#### TASK DETAILS
Identify the lines that contain the word "IMeX" and copy each one.

* START SOURCE DATA *

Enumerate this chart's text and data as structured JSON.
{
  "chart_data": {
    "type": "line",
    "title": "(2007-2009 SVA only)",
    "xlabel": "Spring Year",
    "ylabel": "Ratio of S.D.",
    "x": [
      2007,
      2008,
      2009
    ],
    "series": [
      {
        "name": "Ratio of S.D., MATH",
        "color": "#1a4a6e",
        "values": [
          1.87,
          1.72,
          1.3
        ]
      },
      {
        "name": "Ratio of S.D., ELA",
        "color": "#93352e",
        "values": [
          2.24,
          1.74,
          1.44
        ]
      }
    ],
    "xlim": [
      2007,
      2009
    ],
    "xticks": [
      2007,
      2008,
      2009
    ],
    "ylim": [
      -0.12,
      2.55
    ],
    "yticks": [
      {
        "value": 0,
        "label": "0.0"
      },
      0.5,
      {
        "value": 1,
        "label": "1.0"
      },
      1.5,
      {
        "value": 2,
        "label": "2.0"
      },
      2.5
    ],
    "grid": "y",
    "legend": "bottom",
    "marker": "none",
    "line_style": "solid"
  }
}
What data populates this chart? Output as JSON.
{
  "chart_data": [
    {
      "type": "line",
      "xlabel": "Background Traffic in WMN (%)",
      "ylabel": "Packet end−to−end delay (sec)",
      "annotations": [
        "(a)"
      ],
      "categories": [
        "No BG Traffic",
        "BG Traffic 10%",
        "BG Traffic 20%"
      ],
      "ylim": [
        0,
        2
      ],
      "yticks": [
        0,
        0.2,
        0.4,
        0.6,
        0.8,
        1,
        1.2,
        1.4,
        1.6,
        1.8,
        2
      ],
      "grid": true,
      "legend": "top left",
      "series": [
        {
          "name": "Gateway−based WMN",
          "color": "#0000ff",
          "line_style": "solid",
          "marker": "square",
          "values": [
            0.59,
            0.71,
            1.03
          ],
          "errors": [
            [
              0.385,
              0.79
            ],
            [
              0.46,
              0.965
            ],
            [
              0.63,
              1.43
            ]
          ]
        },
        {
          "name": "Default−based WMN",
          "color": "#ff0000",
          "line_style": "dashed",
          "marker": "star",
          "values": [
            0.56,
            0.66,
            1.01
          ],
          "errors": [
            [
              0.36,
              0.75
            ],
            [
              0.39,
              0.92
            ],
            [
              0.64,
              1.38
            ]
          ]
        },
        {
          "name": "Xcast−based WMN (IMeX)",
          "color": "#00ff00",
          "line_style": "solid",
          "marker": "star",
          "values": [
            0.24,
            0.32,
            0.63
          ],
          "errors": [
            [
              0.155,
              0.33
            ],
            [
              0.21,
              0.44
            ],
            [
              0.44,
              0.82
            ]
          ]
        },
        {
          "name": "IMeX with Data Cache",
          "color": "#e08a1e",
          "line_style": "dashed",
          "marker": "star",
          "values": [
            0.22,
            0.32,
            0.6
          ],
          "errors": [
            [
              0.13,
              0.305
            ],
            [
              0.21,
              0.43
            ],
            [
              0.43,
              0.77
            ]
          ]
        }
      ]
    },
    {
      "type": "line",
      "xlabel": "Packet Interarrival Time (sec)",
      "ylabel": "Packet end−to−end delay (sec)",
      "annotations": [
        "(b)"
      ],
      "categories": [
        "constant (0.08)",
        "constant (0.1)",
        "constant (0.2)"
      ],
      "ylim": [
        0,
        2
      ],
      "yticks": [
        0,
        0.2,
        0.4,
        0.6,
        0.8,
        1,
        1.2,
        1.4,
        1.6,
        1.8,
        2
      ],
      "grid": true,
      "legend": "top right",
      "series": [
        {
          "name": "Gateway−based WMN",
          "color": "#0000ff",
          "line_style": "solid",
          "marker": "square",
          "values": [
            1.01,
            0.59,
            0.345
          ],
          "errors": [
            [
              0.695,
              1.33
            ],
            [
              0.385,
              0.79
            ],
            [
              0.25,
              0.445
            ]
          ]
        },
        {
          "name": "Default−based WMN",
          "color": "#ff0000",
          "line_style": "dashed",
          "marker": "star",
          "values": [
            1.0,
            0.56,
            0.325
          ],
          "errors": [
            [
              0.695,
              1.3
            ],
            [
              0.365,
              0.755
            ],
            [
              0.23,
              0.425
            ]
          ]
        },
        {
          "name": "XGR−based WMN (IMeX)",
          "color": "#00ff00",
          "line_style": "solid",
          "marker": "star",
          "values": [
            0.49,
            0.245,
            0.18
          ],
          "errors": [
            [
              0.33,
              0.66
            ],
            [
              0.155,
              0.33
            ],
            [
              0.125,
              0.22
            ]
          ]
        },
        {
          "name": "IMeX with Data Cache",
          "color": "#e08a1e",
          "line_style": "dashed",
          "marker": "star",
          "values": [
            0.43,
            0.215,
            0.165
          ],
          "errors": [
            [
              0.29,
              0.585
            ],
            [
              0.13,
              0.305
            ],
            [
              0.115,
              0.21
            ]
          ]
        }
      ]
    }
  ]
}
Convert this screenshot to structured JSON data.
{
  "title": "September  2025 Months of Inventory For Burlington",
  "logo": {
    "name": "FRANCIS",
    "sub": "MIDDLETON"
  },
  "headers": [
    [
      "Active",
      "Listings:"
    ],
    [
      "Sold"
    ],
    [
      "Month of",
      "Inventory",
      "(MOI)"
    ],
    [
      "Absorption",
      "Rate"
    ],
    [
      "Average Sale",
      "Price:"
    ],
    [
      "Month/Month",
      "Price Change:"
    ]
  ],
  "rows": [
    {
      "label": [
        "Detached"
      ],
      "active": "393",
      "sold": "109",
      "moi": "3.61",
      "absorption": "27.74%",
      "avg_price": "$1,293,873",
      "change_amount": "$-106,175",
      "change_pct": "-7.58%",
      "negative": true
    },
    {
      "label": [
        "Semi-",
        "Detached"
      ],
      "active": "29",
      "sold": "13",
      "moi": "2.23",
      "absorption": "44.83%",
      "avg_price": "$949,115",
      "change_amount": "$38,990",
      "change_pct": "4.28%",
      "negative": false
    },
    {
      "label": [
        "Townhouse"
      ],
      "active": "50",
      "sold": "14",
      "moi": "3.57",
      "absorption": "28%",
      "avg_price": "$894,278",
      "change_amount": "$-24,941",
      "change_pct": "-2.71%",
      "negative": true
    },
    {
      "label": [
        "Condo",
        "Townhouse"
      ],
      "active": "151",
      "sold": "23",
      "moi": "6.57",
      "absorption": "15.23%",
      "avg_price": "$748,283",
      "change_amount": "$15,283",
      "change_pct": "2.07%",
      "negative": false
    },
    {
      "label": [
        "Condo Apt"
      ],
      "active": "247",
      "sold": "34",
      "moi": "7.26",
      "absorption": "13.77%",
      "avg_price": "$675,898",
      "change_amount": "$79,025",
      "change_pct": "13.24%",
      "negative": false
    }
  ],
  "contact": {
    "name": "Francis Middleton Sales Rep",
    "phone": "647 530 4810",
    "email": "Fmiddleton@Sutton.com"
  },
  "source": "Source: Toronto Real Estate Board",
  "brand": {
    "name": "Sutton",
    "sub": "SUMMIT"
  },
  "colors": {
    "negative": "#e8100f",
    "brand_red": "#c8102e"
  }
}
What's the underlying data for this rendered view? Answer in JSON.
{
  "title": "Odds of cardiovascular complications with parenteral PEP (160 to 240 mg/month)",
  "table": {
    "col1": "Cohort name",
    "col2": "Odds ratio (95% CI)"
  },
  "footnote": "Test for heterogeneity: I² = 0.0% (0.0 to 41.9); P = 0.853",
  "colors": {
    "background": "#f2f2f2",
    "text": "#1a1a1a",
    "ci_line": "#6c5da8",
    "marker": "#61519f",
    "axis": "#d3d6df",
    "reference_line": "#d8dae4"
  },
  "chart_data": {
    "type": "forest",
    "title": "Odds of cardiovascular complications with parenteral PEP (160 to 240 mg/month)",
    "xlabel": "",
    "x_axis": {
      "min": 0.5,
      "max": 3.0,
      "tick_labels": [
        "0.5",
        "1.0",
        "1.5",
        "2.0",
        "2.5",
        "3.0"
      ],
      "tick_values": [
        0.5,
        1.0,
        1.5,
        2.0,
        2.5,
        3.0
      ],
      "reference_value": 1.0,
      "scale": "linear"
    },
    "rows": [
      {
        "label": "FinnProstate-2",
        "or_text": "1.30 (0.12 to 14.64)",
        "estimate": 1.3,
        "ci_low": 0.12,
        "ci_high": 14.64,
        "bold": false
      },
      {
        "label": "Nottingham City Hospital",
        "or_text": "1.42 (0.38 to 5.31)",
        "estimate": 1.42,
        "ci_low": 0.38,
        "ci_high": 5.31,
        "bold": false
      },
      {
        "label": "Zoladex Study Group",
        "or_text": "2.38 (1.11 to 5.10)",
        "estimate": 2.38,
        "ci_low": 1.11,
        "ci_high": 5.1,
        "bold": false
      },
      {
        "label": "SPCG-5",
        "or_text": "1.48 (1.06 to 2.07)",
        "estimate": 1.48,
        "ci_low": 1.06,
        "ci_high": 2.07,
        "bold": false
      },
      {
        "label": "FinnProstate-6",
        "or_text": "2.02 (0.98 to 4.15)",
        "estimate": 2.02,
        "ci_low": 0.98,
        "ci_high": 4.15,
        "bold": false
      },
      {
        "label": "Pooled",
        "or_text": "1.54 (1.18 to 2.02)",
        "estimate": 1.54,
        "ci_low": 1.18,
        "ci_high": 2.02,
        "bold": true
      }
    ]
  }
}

* END SOURCE DATA *

#### IN RESPONSE
          "name": "Xcast−based WMN (IMeX)",
          "name": "IMeX with Data Cache",
          "name": "XGR−based WMN (IMeX)",
          "name": "IMeX with Data Cache",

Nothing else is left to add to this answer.